* What you are asked to do *
Where a line of the listing below includes the word "label", reproduce that line.

* Records supplied *
--- START ---
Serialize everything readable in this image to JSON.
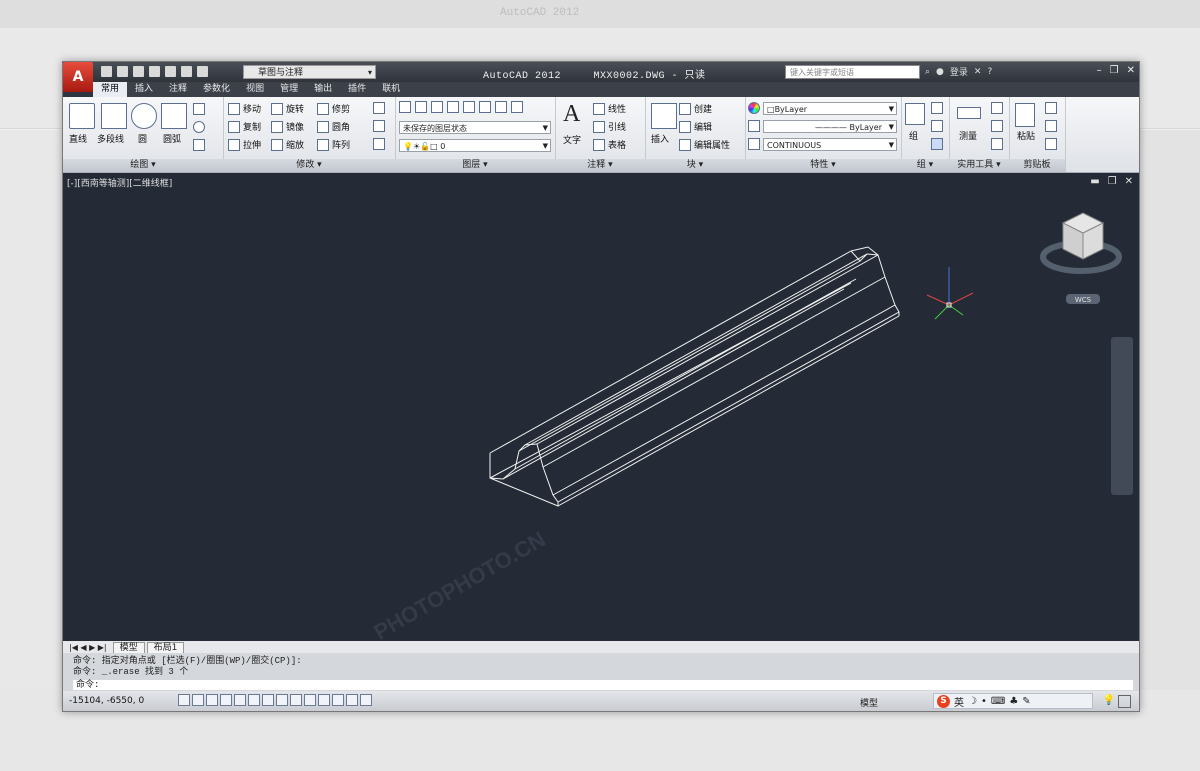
{
  "app": {
    "title": "AutoCAD 2012",
    "filename": "MXX0002.DWG - 只读",
    "workspace": "草图与注释",
    "search_placeholder": "键入关键字或短语",
    "login": "登录"
  },
  "ribbon_tabs": [
    "常用",
    "插入",
    "注释",
    "参数化",
    "视图",
    "管理",
    "输出",
    "插件",
    "联机"
  ],
  "panels": {
    "draw": {
      "label": "绘图",
      "items": [
        "直线",
        "多段线",
        "圆",
        "圆弧"
      ]
    },
    "modify": {
      "label": "修改",
      "items": [
        "移动",
        "旋转",
        "修剪",
        "复制",
        "镜像",
        "圆角",
        "拉伸",
        "缩放",
        "阵列"
      ]
    },
    "layer": {
      "label": "图层",
      "state": "未保存的图层状态",
      "current": "0"
    },
    "annotation": {
      "label": "注释",
      "text": "文字",
      "items": [
        "线性",
        "引线",
        "表格"
      ]
    },
    "block": {
      "label": "块",
      "insert": "插入",
      "items": [
        "创建",
        "编辑",
        "编辑属性"
      ]
    },
    "properties": {
      "label": "特性",
      "color": "ByLayer",
      "lineweight": "ByLayer",
      "linetype": "CONTINUOUS"
    },
    "group": {
      "label": "组",
      "item": "组"
    },
    "utilities": {
      "label": "实用工具",
      "item": "测量"
    },
    "clipboard": {
      "label": "剪贴板",
      "item": "粘贴"
    }
  },
  "viewport": {
    "label": "[-][西南等轴测][二维线框]",
    "wcs": "WCS"
  },
  "layout_tabs": [
    "模型",
    "布局1"
  ],
  "command": {
    "line1": "命令: 指定对角点或 [栏选(F)/圈围(WP)/圈交(CP)]:",
    "line2": "命令: _.erase 找到 3 个",
    "prompt": "命令:"
  },
  "status": {
    "coords": "-15104, -6550, 0",
    "model": "模型",
    "ime_lang": "英"
  },
  "watermark": {
    "text": "PHOTOPHOTO.CN"
  }
}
--- END ---
* Correct answer *
      "label": "绘图",
      "label": "修改",
      "label": "图层",
      "label": "注释",
      "label": "块",
      "label": "特性",
      "label": "组",
      "label": "实用工具",
      "label": "剪贴板",
    "label": "[-][西南等轴测][二维线框]",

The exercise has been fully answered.